▸ **Set task**: In the entries that follow, how many lines contain the word "icon"? Answer with the number only.

▸ **Data extract**:
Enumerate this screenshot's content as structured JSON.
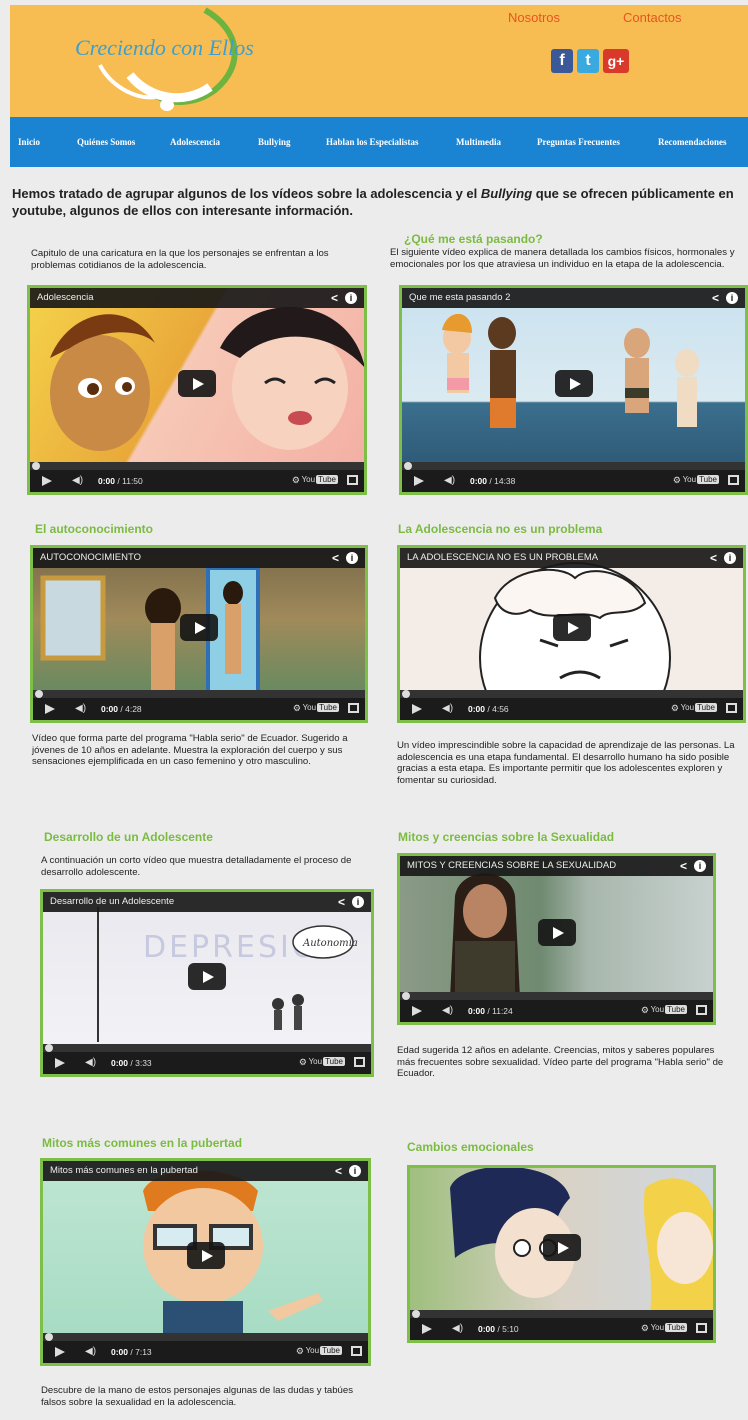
{
  "header": {
    "logo_text": "Creciendo con Ellos",
    "links": [
      "Nosotros",
      "Contactos"
    ],
    "social": [
      {
        "icon": "facebook-icon",
        "glyph": "f"
      },
      {
        "icon": "twitter-icon",
        "glyph": "t"
      },
      {
        "icon": "google-plus-icon",
        "glyph": "g+"
      }
    ]
  },
  "nav": [
    "Inicio",
    "Quiénes Somos",
    "Adolescencia",
    "Bullying",
    "Hablan los Especialistas",
    "Multimedia",
    "Preguntas Frecuentes",
    "Recomendaciones"
  ],
  "intro": {
    "part1": "Hemos tratado de agrupar algunos de los vídeos sobre la adolescencia y el ",
    "emph": "Bullying",
    "part2": " que se ofrecen públicamente en youtube, algunos de ellos con interesante información."
  },
  "sections": [
    {
      "title": "",
      "desc": "Capitulo de una caricatura en la que los personajes se enfrentan a los problemas cotidianos de la adolescencia.",
      "video_title": "Adolescencia",
      "time_current": "0:00",
      "time_total": "/ 11:50"
    },
    {
      "title": "¿Qué me está pasando?",
      "desc": "El siguiente vídeo explica de manera detallada los cambios físicos, hormonales y emocionales por los que atraviesa un individuo en la etapa de la adolescencia.",
      "video_title": "Que me esta pasando 2",
      "time_current": "0:00",
      "time_total": "/ 14:38"
    },
    {
      "title": "El autoconocimiento",
      "desc": "Vídeo que forma parte del programa \"Habla serio\" de Ecuador. Sugerido a jóvenes de 10 años en adelante. Muestra la exploración del cuerpo y sus sensaciones ejemplificada en un caso femenino y otro masculino.",
      "video_title": "AUTOCONOCIMIENTO",
      "time_current": "0:00",
      "time_total": "/ 4:28"
    },
    {
      "title": "La Adolescencia no es un problema",
      "desc": "Un vídeo imprescindible sobre la capacidad de aprendizaje de las personas. La adolescencia es una etapa fundamental. El desarrollo humano ha sido posible gracias a esta etapa. Es importante permitir que los adolescentes exploren y fomentar su curiosidad.",
      "video_title": "LA ADOLESCENCIA NO ES UN PROBLEMA",
      "time_current": "0:00",
      "time_total": "/ 4:56"
    },
    {
      "title": "Desarrollo de un Adolescente",
      "desc": "A continuación un corto vídeo que muestra detalladamente el proceso de desarrollo adolescente.",
      "video_title": "Desarrollo de un Adolescente",
      "overlay_main": "DEPRESIÓN",
      "overlay_bubble": "Autonomía",
      "time_current": "0:00",
      "time_total": "/ 3:33"
    },
    {
      "title": "Mitos y creencias sobre la Sexualidad",
      "desc": "Edad sugerida 12 años en adelante. Creencias, mitos y saberes populares más frecuentes sobre sexualidad. Vídeo parte del programa \"Habla serio\" de Ecuador.",
      "video_title": "MITOS Y CREENCIAS SOBRE LA SEXUALIDAD",
      "time_current": "0:00",
      "time_total": "/ 11:24"
    },
    {
      "title": "Mitos más comunes en la pubertad",
      "desc": "Descubre de la mano de estos personajes algunas de las dudas y tabúes falsos sobre la sexualidad en la adolescencia.",
      "video_title": "Mitos más comunes en la pubertad",
      "time_current": "0:00",
      "time_total": "/ 7:13"
    },
    {
      "title": "Cambios emocionales",
      "desc": "",
      "video_title": "",
      "time_current": "0:00",
      "time_total": "/ 5:10"
    }
  ],
  "player": {
    "youtube_label": "You",
    "youtube_box": "Tube"
  },
  "colors": {
    "header_bg": "#f8bd52",
    "nav_bg": "#1b84d2",
    "accent_green": "#7dbf49",
    "link_orange": "#e8541f"
  }
}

▸ **Solution**: 3